= Stated task =
Give the data again exactly as written, skipping any pictures.

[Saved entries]
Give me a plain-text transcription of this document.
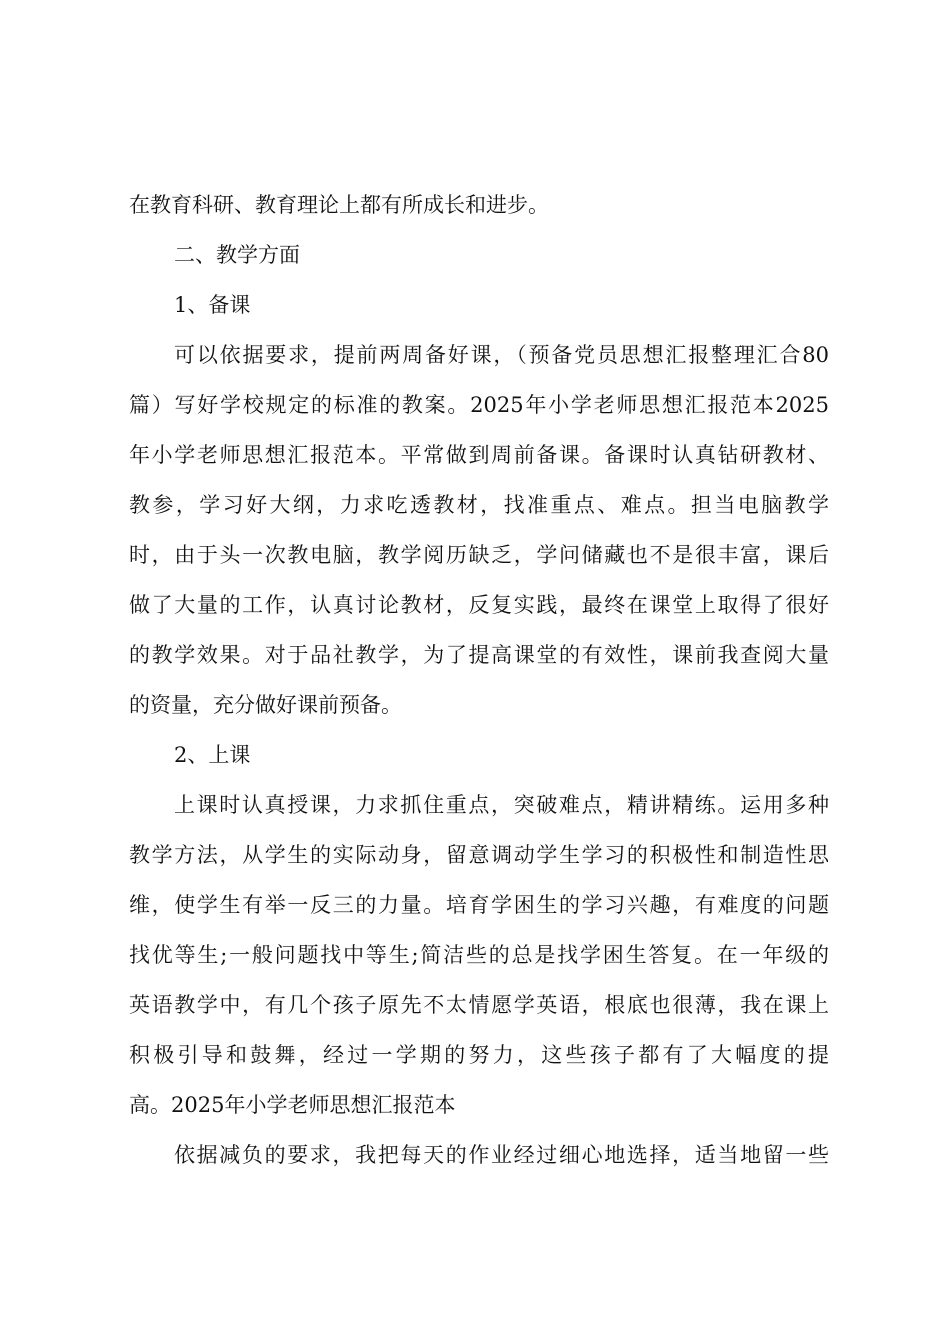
在教育科研、教育理论上都有所成长和进步。
二、教学方面
1、备课
可以依据要求，提前两周备好课，（预备党员思想汇报整理汇合80
篇）写好学校规定的标准的教案。2025年小学老师思想汇报范本2025
年小学老师思想汇报范本。平常做到周前备课。备课时认真钻研教材、
教参，学习好大纲，力求吃透教材，找准重点、难点。担当电脑教学
时，由于头一次教电脑，教学阅历缺乏，学问储藏也不是很丰富，课后
做了大量的工作，认真讨论教材，反复实践，最终在课堂上取得了很好
的教学效果。对于品社教学，为了提高课堂的有效性，课前我查阅大量
的资量，充分做好课前预备。
2、上课
上课时认真授课，力求抓住重点，突破难点，精讲精练。运用多种
教学方法，从学生的实际动身，留意调动学生学习的积极性和制造性思
维，使学生有举一反三的力量。培育学困生的学习兴趣，有难度的问题
找优等生;一般问题找中等生;简洁些的总是找学困生答复。在一年级的
英语教学中，有几个孩子原先不太情愿学英语，根底也很薄，我在课上
积极引导和鼓舞，经过一学期的努力，这些孩子都有了大幅度的提
高。2025年小学老师思想汇报范本
依据减负的要求，我把每天的作业经过细心地选择，适当地留一些
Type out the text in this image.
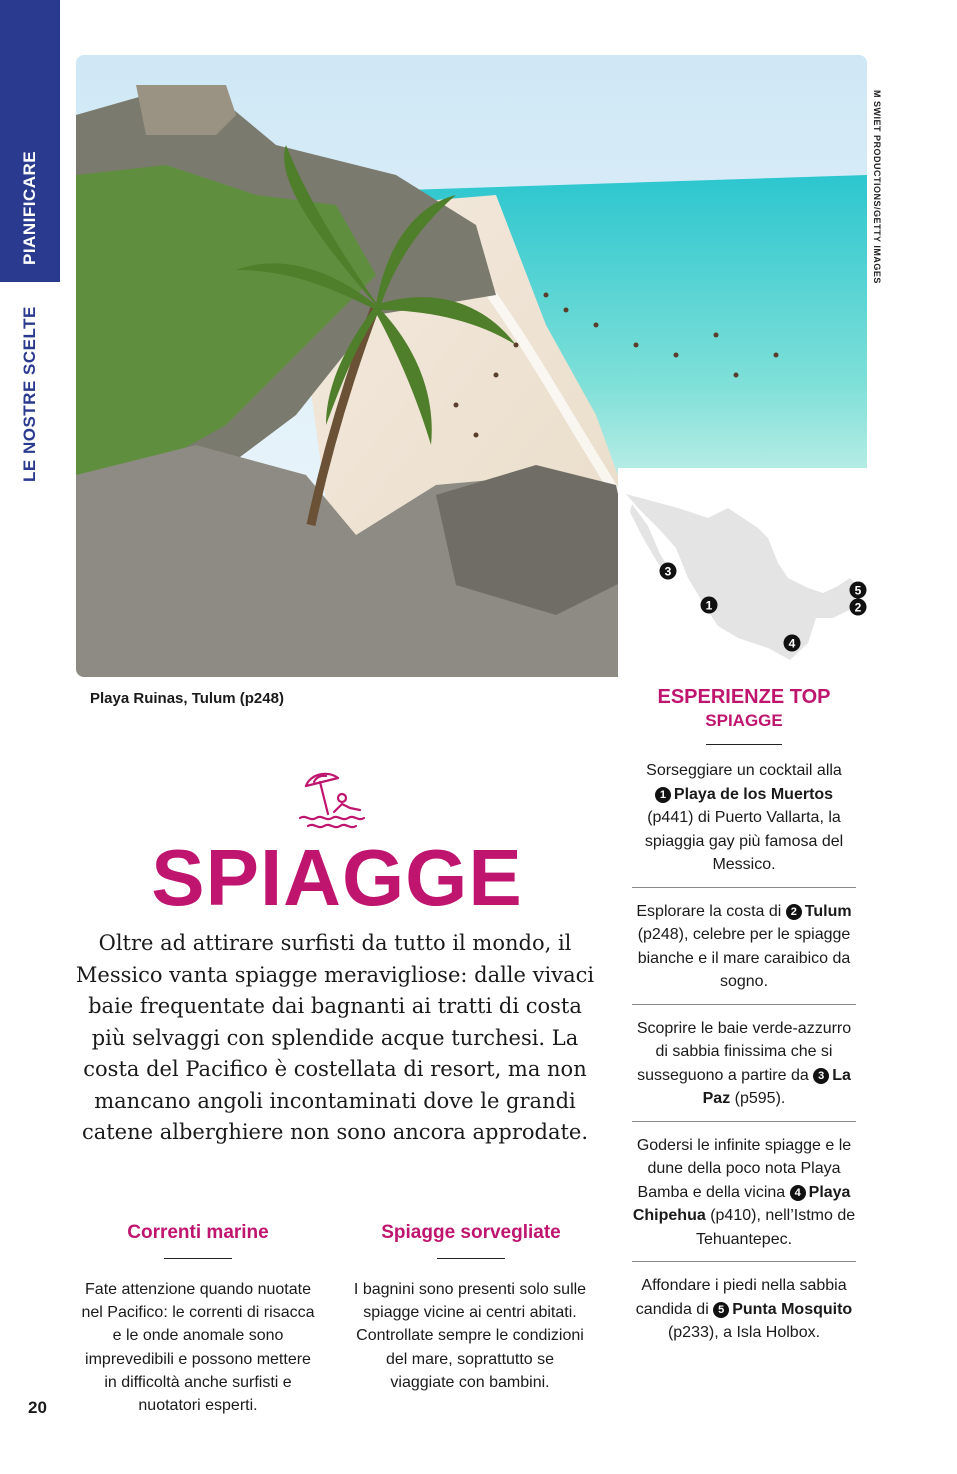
PIANIFICARE
LE NOSTRE SCELTE
M SWIET PRODUCTIONS/GETTY IMAGES
3
1
5
2
4
Playa Ruinas, Tulum (p248)	ESPERIENZE TOP
SPIAGGE
Sorseggiare un cocktail alla
1 Playa de los Muertos (p441) di Puerto Vallarta, la spiaggia gay più famosa del Messico.
Esplorare la costa di 2 Tulum (p248), celebre per le spiagge bianche e il mare caraibico da sogno.
Scoprire le baie verde-azzurro di sabbia finissima che si susseguono a partire da 3 La Paz (p595).
Godersi le infinite spiagge e le dune della poco nota Playa Bamba e della vicina 4 Playa Chipehua (p410), nell’Istmo de Tehuantepec.
Affondare i piedi nella sabbia candida di 5 Punta Mosquito (p233), a Isla Holbox.
SPIAGGE
Oltre ad attirare surfisti da tutto il mondo, il Messico vanta spiagge meravigliose: dalle vivaci baie frequentate dai bagnanti ai tratti di costa più selvaggi con splendide acque turchesi. La costa del Pacifico è costellata di resort, ma non mancano angoli incontaminati dove le grandi catene alberghiere non sono ancora approdate.
Correnti marine
Fate attenzione quando nuotate nel Pacifico: le correnti di risacca e le onde anomale sono imprevedibili e possono mettere in difficoltà anche surfisti e nuotatori esperti.
Spiagge sorvegliate
I bagnini sono presenti solo sulle spiagge vicine ai centri abitati. Controllate sempre le condizioni del mare, soprattutto se viaggiate con bambini.
20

= Exercise answer =
Give me a plain-text transcription of this document.
在教育科研、教育理论上都有所成长和进步。
二、教学方面
1、备课
可以依据要求，提前两周备好课，（预备党员思想汇报整理汇合80
篇）写好学校规定的标准的教案。2025年小学老师思想汇报范本2025
年小学老师思想汇报范本。平常做到周前备课。备课时认真钻研教材、
教参，学习好大纲，力求吃透教材，找准重点、难点。担当电脑教学
时，由于头一次教电脑，教学阅历缺乏，学问储藏也不是很丰富，课后
做了大量的工作，认真讨论教材，反复实践，最终在课堂上取得了很好
的教学效果。对于品社教学，为了提高课堂的有效性，课前我查阅大量
的资量，充分做好课前预备。
2、上课
上课时认真授课，力求抓住重点，突破难点，精讲精练。运用多种
教学方法，从学生的实际动身，留意调动学生学习的积极性和制造性思
维，使学生有举一反三的力量。培育学困生的学习兴趣，有难度的问题
找优等生;一般问题找中等生;简洁些的总是找学困生答复。在一年级的
英语教学中，有几个孩子原先不太情愿学英语，根底也很薄，我在课上
积极引导和鼓舞，经过一学期的努力，这些孩子都有了大幅度的提
高。2025年小学老师思想汇报范本
依据减负的要求，我把每天的作业经过细心地选择，适当地留一些
Type out the text in this image.
PIANIFICARE
LE NOSTRE SCELTE
M SWIET PRODUCTIONS/GETTY IMAGES
3
1
5
2
4
Playa Ruinas, Tulum (p248)	ESPERIENZE TOP
SPIAGGE
Sorseggiare un cocktail alla
1 Playa de los Muertos (p441) di Puerto Vallarta, la spiaggia gay più famosa del Messico.
Esplorare la costa di 2 Tulum (p248), celebre per le spiagge bianche e il mare caraibico da sogno.
Scoprire le baie verde-azzurro di sabbia finissima che si susseguono a partire da 3 La Paz (p595).
Godersi le infinite spiagge e le dune della poco nota Playa Bamba e della vicina 4 Playa Chipehua (p410), nell’Istmo de Tehuantepec.
Affondare i piedi nella sabbia candida di 5 Punta Mosquito (p233), a Isla Holbox.
SPIAGGE
Oltre ad attirare surfisti da tutto il mondo, il Messico vanta spiagge meravigliose: dalle vivaci baie frequentate dai bagnanti ai tratti di costa più selvaggi con splendide acque turchesi. La costa del Pacifico è costellata di resort, ma non mancano angoli incontaminati dove le grandi catene alberghiere non sono ancora approdate.
Correnti marine
Fate attenzione quando nuotate nel Pacifico: le correnti di risacca e le onde anomale sono imprevedibili e possono mettere in difficoltà anche surfisti e nuotatori esperti.
Spiagge sorvegliate
I bagnini sono presenti solo sulle spiagge vicine ai centri abitati. Controllate sempre le condizioni del mare, soprattutto se viaggiate con bambini.
20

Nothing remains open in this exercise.